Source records

+ + +

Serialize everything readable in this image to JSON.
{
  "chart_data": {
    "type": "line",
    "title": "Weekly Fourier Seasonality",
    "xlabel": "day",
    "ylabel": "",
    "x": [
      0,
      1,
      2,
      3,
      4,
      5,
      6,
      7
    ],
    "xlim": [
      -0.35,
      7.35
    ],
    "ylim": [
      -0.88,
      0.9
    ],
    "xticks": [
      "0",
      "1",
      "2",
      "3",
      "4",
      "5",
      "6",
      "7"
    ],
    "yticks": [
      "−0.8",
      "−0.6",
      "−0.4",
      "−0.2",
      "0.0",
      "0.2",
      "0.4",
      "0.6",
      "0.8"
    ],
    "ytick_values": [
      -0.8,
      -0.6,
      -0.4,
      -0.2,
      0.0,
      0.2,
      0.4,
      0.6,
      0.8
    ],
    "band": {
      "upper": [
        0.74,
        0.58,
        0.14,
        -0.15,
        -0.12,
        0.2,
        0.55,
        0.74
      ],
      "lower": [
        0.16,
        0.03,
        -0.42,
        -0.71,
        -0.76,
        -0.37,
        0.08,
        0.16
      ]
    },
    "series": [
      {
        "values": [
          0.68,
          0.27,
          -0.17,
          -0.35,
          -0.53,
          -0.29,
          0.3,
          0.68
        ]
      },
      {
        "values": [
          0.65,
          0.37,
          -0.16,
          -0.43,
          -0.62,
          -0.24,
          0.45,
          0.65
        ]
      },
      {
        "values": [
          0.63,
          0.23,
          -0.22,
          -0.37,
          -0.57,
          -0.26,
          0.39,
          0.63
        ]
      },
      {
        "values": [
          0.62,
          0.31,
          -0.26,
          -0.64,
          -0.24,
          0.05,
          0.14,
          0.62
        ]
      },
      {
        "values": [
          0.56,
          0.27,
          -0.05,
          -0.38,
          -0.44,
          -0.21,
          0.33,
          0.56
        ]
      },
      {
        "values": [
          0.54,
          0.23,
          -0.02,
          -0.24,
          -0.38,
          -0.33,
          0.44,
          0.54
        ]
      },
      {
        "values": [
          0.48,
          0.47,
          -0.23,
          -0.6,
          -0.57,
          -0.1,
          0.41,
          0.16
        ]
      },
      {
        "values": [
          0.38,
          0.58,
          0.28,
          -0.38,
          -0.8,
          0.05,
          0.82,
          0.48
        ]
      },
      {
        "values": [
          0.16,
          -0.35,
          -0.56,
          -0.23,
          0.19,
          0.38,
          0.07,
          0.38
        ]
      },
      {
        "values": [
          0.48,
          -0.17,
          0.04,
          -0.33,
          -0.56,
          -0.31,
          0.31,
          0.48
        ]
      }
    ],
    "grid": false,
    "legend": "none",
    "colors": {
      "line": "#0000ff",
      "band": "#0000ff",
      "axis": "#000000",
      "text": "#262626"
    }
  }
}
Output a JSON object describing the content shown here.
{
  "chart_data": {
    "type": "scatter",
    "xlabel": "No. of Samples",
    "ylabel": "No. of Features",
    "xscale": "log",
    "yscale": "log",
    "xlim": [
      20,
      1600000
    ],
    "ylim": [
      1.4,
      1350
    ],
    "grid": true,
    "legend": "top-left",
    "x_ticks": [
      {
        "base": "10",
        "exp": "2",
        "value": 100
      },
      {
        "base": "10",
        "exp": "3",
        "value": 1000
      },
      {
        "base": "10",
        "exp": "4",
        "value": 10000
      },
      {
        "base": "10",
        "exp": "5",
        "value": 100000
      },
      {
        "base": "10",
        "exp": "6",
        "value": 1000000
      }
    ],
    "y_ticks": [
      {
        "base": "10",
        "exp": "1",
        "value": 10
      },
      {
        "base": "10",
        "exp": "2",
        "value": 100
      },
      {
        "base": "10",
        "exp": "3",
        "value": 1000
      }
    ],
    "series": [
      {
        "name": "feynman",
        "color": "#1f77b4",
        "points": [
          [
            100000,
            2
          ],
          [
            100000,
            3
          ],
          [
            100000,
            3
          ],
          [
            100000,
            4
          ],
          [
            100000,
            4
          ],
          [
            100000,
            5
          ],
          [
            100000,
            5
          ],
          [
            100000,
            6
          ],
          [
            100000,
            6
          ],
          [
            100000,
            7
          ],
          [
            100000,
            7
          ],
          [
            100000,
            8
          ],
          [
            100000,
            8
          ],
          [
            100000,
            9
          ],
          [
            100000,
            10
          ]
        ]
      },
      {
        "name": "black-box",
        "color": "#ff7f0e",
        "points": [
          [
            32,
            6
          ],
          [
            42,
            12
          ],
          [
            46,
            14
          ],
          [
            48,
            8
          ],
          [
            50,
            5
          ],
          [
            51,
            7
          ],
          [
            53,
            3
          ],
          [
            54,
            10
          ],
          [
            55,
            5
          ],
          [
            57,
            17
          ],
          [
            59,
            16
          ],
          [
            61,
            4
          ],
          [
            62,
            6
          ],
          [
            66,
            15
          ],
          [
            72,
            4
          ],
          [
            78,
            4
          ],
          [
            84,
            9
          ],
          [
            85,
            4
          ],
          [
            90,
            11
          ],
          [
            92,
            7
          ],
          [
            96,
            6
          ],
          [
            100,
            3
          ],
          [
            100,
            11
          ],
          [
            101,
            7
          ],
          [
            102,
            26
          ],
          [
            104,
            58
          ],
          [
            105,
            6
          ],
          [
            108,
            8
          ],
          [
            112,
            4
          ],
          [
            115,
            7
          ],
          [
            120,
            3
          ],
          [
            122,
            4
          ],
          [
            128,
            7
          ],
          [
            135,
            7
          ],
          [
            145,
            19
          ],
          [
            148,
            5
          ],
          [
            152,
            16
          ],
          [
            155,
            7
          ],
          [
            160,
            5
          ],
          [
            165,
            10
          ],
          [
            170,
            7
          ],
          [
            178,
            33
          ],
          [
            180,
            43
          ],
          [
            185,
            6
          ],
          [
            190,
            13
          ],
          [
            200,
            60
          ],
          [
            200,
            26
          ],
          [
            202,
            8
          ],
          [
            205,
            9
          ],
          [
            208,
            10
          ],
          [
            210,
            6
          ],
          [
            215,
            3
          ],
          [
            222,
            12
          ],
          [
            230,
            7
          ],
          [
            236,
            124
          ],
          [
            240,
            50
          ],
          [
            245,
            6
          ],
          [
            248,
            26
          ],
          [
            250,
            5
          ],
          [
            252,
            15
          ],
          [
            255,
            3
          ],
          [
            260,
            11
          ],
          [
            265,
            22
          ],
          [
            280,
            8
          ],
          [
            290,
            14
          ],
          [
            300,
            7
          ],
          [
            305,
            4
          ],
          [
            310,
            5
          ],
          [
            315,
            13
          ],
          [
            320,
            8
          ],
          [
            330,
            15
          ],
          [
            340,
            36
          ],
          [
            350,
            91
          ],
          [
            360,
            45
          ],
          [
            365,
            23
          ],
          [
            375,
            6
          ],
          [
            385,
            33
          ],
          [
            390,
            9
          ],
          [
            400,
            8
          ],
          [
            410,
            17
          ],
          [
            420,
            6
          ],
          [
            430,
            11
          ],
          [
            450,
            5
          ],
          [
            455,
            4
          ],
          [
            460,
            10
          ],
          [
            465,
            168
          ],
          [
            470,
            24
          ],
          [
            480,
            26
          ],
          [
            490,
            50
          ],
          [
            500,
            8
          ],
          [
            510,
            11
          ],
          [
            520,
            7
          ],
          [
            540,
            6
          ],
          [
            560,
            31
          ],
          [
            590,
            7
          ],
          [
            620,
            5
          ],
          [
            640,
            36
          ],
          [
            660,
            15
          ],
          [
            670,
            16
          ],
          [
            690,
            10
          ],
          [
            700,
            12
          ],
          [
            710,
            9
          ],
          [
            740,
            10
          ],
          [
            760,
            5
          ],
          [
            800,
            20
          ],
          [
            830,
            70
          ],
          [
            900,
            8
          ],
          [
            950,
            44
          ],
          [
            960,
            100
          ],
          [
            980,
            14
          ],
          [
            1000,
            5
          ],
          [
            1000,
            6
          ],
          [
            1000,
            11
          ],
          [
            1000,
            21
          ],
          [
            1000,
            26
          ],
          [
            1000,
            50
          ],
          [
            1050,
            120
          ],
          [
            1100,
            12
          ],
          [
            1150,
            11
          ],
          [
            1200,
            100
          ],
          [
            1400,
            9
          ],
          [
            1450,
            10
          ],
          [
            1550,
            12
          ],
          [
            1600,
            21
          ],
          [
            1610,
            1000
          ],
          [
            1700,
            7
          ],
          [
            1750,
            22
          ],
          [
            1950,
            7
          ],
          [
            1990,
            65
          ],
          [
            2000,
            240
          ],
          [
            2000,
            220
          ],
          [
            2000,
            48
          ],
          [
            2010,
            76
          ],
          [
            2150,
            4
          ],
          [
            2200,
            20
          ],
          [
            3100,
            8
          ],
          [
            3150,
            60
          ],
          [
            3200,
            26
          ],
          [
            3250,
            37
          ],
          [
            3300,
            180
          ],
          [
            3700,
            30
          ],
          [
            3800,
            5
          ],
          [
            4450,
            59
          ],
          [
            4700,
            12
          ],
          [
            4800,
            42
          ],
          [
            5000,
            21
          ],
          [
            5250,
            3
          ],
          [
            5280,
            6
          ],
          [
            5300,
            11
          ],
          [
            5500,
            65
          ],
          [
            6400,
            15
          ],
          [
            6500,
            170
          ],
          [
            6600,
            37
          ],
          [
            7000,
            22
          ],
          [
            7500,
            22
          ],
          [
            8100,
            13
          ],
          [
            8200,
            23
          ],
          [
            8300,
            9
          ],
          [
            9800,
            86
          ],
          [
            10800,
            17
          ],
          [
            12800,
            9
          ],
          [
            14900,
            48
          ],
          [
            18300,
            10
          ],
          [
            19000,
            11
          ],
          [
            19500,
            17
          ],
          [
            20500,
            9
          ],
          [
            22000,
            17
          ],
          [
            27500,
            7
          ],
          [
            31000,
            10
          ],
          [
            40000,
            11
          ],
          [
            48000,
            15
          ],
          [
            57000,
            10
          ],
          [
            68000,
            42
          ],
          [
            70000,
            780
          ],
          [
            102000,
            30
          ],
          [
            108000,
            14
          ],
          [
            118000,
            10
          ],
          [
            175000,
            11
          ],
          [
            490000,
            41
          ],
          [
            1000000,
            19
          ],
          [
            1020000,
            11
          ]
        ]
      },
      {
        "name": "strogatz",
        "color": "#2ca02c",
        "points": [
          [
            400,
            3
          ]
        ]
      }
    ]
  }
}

+ + +

- Your objective:
Take each line of the material that contains the word "name" and list it.

- Response below:
        "name": "feynman",
        "name": "black-box",
        "name": "strogatz",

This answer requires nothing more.